[Kutipan Terpilih]
------------------------------------------------

Teori dan
Pengertian Perubahan Sosial
Perubahan
sosial secara umum dapat diartikan sebagai suatu proses pergeseran atau
berubahnya struktur/tatanan didalam masyarakat, meliputi pola pikir yang lebih
inovatif, sikap, serta kehidupan sosialnya untuk mendapatkan penghidupan yang
lebih bermartabat.
Pada
dasarnya setiap masyarakat yang ada di muka bumi ini dalam hidupnya dapat
dipastikan akan mengalami apa yang dinamakan dengan perubahan-perubahan. Adanya
perubahan-perubahan tersebut akan dapat diketahui bila kita melakukan suatu
perbandingan dengan menelaah suatu masyarakat pada masa tertentu yang kemudian
kita bandingkan dengan keadaan masyarakat pada waktu yang lampau.
Perubahan-perubahan yang terjadi di dalam masyarakat,pada dasarnya merupakan
suatu proses yang terus menerus, ini berarti bahwa setiap masyarakat pada
kenyataannya akan mengalami perubahan-perubahan.
Tetapi
perubahan yang terjadi antara masyarakat yang satu dengan masyarakat yang lain
tidak selalu sama. Hal ini dikarenakan adanya suatu masyarakat yang mengalami
perubahan yang lebih cepat bila dibandingkan dengan masyarakat lainnya.
Perubahan tersebut dapat berupa perubahan-perubahan yang tidak menonjol atau
tidak menampakkan adanya suatu perubahan. Juga terdapat adanya perubahan-perubahan
yang memiliki pengaruh luas maupun terbatas. Di samping itu ada juga
perubahan-perubahan yang prosesnya lambat, dan perubahan yang berlangsung
dengan cepat.
Pengertian Perubahan Sosial
Perubahan-perubahan yang terjadi
di dalam masyarakat pada umumnya menyangkut hal yang kompleks. Oleh karena itu
Alvin L. Bertrand menyatakan bahwa perubahan sosial pada dasarnya tidak dapat
diterangkan oleh dan berpegang teguh pada faktor yang tunggal. Menurut Robin
Williams, bahwa pendapat dari faham diterminisme monofaktor kini sudah
ketinggalan zaman, dan ilmu sosiologi modern tidak akan menggunakai
interpretasi-interpretasi sepihak yang mengatakan bahwa perubahan itu hanya
disebabkap oleh satu faktor saja.
Jadi jelaslah, bahwa perubahan
yang terjadi pada masyarakat tersebut disebabkah oleh banyaknya faktor-faktor
yang mempengaruhi. Karenanya perubahan yang terjadi di dalam masyarakat itu
dikatakan berkaitan dengan hal yang kompleks. Tentang perubahan sosial ini,
beberapa sosiolog memberikan beberapa definisi perubahan sosial
yang dapat membantu kita untuk lebih mudah memahami apa sebenarnya perubahan
sosial tersebut, adalah sebagai berikut :
Pengertian Perubahan Sosial Menurut Ahli
- William F.Ogburn mengemukakan bahwa “ruang lingkup perubahan-perubahan sosial meliputi unsur-unsur kebudayaan baik yang material maupun yang immaterial, yang ditekankan adalah pengaruh besar unsur-unsur kebudayaan material terhadap unsur-unsur immaterial”.

------------------------------------------------

[Perintah Tugas]
Menurut William F. Ogburn dalam kutipan terpilih tentang perubahan sosial, apa yang ditekankan dalam ruang lingkup perubahan sosial?

[Materi yang Disediakan]
------------------------------------------------

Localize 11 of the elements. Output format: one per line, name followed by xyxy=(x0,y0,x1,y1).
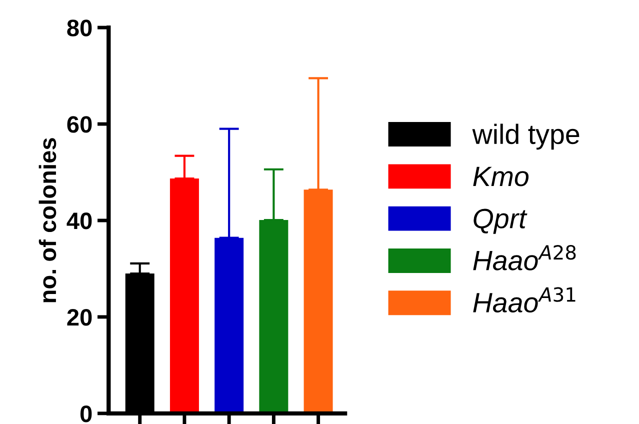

------------------------------------------------

[Contoh Jawaban]
Yang ditekankan adalah pengaruh besar unsur-unsur kebudayaan material terhadap unsur-unsur immaterial.